##### The records #####
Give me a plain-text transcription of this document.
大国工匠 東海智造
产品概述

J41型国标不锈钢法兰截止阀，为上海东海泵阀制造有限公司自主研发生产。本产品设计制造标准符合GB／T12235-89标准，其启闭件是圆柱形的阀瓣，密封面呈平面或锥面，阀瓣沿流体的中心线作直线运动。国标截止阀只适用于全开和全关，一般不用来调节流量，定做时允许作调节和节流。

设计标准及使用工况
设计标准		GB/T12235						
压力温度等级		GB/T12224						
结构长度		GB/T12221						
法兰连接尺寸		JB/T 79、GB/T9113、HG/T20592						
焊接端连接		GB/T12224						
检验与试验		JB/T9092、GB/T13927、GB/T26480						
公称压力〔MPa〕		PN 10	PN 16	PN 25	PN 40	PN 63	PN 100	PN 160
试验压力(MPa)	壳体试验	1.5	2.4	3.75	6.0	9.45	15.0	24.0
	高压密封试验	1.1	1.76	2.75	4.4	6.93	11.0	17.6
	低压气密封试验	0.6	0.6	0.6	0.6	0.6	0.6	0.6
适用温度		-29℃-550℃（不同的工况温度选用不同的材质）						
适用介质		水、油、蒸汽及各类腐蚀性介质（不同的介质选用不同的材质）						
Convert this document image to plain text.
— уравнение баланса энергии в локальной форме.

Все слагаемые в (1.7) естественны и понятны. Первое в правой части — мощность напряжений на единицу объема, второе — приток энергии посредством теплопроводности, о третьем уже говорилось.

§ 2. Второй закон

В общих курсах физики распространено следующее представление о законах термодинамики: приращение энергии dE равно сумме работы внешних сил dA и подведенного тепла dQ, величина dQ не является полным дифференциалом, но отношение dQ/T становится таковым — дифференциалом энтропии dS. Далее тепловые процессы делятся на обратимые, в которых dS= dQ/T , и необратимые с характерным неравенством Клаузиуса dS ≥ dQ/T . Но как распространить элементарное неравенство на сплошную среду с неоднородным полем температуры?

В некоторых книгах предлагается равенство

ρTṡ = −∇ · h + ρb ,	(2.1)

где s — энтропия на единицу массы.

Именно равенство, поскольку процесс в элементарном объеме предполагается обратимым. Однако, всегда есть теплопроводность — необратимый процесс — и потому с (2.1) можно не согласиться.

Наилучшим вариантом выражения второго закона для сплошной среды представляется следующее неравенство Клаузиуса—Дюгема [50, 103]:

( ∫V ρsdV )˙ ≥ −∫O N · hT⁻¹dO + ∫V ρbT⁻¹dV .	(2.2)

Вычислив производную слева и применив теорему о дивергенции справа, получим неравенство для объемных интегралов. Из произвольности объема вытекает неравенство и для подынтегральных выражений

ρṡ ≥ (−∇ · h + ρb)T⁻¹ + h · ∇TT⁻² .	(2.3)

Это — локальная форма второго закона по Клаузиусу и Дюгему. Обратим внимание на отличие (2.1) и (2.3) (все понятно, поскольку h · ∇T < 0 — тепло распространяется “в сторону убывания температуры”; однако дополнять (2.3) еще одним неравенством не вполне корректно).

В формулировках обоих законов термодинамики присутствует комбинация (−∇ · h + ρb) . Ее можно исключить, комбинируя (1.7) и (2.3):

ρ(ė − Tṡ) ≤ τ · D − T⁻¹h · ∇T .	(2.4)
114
#####
=== Directions for this task ===
Output every record above exactly as it appears.

=== Response to the task ===
Give me a plain-text transcription of this document.
大国工匠 東海智造
产品概述

J41型国标不锈钢法兰截止阀，为上海东海泵阀制造有限公司自主研发生产。本产品设计制造标准符合GB／T12235-89标准，其启闭件是圆柱形的阀瓣，密封面呈平面或锥面，阀瓣沿流体的中心线作直线运动。国标截止阀只适用于全开和全关，一般不用来调节流量，定做时允许作调节和节流。

设计标准及使用工况
设计标准		GB/T12235						
压力温度等级		GB/T12224						
结构长度		GB/T12221						
法兰连接尺寸		JB/T 79、GB/T9113、HG/T20592						
焊接端连接		GB/T12224						
检验与试验		JB/T9092、GB/T13927、GB/T26480						
公称压力〔MPa〕		PN 10	PN 16	PN 25	PN 40	PN 63	PN 100	PN 160
试验压力(MPa)	壳体试验	1.5	2.4	3.75	6.0	9.45	15.0	24.0
	高压密封试验	1.1	1.76	2.75	4.4	6.93	11.0	17.6
	低压气密封试验	0.6	0.6	0.6	0.6	0.6	0.6	0.6
适用温度		-29℃-550℃（不同的工况温度选用不同的材质）						
适用介质		水、油、蒸汽及各类腐蚀性介质（不同的介质选用不同的材质）						
Convert this document image to plain text.
— уравнение баланса энергии в локальной форме.

Все слагаемые в (1.7) естественны и понятны. Первое в правой части — мощность напряжений на единицу объема, второе — приток энергии посредством теплопроводности, о третьем уже говорилось.

§ 2. Второй закон

В общих курсах физики распространено следующее представление о законах термодинамики: приращение энергии dE равно сумме работы внешних сил dA и подведенного тепла dQ, величина dQ не является полным дифференциалом, но отношение dQ/T становится таковым — дифференциалом энтропии dS. Далее тепловые процессы делятся на обратимые, в которых dS= dQ/T , и необратимые с характерным неравенством Клаузиуса dS ≥ dQ/T . Но как распространить элементарное неравенство на сплошную среду с неоднородным полем температуры?

В некоторых книгах предлагается равенство

ρTṡ = −∇ · h + ρb ,	(2.1)

где s — энтропия на единицу массы.

Именно равенство, поскольку процесс в элементарном объеме предполагается обратимым. Однако, всегда есть теплопроводность — необратимый процесс — и потому с (2.1) можно не согласиться.

Наилучшим вариантом выражения второго закона для сплошной среды представляется следующее неравенство Клаузиуса—Дюгема [50, 103]:

( ∫V ρsdV )˙ ≥ −∫O N · hT⁻¹dO + ∫V ρbT⁻¹dV .	(2.2)

Вычислив производную слева и применив теорему о дивергенции справа, получим неравенство для объемных интегралов. Из произвольности объема вытекает неравенство и для подынтегральных выражений

ρṡ ≥ (−∇ · h + ρb)T⁻¹ + h · ∇TT⁻² .	(2.3)

Это — локальная форма второго закона по Клаузиусу и Дюгему. Обратим внимание на отличие (2.1) и (2.3) (все понятно, поскольку h · ∇T < 0 — тепло распространяется “в сторону убывания температуры”; однако дополнять (2.3) еще одним неравенством не вполне корректно).

В формулировках обоих законов термодинамики присутствует комбинация (−∇ · h + ρb) . Ее можно исключить, комбинируя (1.7) и (2.3):

ρ(ė − Tṡ) ≤ τ · D − T⁻¹h · ∇T .	(2.4)
114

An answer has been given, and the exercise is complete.